=== RECORDS FOR THE EXERCISE ===
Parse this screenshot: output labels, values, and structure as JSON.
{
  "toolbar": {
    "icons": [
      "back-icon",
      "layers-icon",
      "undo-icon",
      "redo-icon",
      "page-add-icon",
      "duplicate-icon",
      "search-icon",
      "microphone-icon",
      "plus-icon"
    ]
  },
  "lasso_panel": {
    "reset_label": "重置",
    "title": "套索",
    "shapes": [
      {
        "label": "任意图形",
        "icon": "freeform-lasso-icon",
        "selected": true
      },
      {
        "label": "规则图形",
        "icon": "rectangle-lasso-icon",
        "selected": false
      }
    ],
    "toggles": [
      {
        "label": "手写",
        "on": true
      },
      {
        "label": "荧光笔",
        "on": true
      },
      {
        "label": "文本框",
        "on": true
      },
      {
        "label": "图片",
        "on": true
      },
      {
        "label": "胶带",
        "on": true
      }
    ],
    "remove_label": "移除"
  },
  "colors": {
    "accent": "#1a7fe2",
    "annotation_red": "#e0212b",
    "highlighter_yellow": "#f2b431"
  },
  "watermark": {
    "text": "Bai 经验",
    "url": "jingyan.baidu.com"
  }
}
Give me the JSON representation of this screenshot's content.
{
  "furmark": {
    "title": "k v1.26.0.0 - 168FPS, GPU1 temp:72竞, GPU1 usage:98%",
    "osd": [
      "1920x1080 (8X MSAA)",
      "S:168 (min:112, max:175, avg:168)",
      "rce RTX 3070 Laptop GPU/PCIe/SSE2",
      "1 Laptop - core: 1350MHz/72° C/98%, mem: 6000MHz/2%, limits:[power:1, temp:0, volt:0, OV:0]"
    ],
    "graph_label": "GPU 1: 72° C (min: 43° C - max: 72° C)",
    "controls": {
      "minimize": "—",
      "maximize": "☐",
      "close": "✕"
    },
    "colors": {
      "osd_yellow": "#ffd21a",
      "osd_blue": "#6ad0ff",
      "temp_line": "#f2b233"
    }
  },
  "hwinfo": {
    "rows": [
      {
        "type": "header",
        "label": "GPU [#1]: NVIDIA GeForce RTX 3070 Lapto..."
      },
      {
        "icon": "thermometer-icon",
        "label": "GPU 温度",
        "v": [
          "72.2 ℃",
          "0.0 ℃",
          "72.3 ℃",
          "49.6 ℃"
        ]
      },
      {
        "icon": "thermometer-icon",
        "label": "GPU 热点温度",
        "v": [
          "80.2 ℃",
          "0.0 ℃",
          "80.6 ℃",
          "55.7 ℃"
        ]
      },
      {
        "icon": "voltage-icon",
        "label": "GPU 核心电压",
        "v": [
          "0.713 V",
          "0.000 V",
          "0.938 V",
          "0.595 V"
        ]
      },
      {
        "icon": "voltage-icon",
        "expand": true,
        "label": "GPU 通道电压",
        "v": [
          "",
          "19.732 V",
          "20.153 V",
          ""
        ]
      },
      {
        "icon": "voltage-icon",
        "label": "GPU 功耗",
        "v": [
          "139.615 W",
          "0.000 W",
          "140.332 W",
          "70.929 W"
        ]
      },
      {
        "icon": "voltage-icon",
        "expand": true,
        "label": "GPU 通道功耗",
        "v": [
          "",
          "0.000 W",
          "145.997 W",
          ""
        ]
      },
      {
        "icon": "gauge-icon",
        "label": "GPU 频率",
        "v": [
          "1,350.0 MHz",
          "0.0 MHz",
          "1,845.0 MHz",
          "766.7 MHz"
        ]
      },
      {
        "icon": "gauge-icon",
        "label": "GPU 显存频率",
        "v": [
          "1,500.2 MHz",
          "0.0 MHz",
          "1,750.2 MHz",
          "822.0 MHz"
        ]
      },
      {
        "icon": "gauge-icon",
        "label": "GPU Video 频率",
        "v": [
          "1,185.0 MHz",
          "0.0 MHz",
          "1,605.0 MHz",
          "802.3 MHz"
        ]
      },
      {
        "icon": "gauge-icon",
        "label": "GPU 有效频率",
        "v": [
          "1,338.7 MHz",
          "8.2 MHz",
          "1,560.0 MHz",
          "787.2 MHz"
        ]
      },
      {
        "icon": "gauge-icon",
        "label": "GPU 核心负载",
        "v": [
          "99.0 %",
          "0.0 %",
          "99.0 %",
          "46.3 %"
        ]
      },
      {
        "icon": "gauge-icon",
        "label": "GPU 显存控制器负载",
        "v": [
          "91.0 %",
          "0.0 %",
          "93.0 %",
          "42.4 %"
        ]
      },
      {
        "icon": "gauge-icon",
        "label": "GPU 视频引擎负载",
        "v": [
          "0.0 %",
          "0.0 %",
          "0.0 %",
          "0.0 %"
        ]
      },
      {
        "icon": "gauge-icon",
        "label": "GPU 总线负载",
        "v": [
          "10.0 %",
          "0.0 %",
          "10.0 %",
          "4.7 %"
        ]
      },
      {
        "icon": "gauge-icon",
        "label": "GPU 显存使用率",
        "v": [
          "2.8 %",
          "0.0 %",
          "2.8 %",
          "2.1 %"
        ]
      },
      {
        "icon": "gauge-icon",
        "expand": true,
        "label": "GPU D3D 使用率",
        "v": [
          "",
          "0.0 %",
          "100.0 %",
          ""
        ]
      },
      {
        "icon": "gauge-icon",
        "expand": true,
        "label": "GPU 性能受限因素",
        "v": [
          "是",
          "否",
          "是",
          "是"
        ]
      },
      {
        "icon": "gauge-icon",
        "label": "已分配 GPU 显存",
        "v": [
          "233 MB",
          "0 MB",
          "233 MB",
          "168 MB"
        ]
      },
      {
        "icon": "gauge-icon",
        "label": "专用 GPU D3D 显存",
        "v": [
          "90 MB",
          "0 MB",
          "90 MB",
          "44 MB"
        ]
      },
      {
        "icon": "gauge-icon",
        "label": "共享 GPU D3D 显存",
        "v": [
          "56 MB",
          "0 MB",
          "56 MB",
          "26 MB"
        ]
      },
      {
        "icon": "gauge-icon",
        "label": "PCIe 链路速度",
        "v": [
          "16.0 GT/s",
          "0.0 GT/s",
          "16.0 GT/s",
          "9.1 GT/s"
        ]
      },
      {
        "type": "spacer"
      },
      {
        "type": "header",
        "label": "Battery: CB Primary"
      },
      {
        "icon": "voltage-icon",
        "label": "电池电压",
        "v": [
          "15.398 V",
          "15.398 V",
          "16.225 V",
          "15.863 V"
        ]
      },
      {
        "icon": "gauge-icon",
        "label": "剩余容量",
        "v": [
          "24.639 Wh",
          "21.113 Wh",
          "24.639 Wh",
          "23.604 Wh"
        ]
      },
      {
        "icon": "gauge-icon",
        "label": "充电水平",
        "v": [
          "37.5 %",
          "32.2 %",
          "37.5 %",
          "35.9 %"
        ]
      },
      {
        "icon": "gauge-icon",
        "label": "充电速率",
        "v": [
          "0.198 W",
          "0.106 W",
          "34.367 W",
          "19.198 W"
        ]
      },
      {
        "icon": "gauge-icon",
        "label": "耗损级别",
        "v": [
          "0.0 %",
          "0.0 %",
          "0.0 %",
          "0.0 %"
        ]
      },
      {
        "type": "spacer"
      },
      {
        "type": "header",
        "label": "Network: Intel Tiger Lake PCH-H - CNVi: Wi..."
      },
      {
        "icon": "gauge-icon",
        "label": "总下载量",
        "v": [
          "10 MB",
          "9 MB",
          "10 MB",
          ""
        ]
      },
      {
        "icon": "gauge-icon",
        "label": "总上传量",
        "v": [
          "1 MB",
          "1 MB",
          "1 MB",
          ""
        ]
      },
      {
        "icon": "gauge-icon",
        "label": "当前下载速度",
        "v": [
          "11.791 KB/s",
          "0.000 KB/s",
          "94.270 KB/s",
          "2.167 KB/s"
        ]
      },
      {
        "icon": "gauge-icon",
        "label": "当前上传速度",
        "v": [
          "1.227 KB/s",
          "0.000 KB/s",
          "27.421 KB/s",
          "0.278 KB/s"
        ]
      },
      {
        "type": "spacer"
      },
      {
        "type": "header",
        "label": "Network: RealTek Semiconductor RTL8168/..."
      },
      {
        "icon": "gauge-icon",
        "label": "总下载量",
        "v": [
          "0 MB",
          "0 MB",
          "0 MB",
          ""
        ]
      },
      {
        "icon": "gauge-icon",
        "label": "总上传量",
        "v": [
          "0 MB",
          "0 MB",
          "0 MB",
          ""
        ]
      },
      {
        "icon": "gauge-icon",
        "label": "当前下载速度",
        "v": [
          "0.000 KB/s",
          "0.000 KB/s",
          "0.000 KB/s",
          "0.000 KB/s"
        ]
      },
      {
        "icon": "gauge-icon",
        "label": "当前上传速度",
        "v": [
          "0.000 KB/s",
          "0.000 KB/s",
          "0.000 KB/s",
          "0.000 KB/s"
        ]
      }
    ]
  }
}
===
Search the data for "Network". Copy every matching line.

*THE RESULT*:
        "label": "Network: Intel Tiger Lake PCH-H - CNVi: Wi..."
        "label": "Network: RealTek Semiconductor RTL8168/..."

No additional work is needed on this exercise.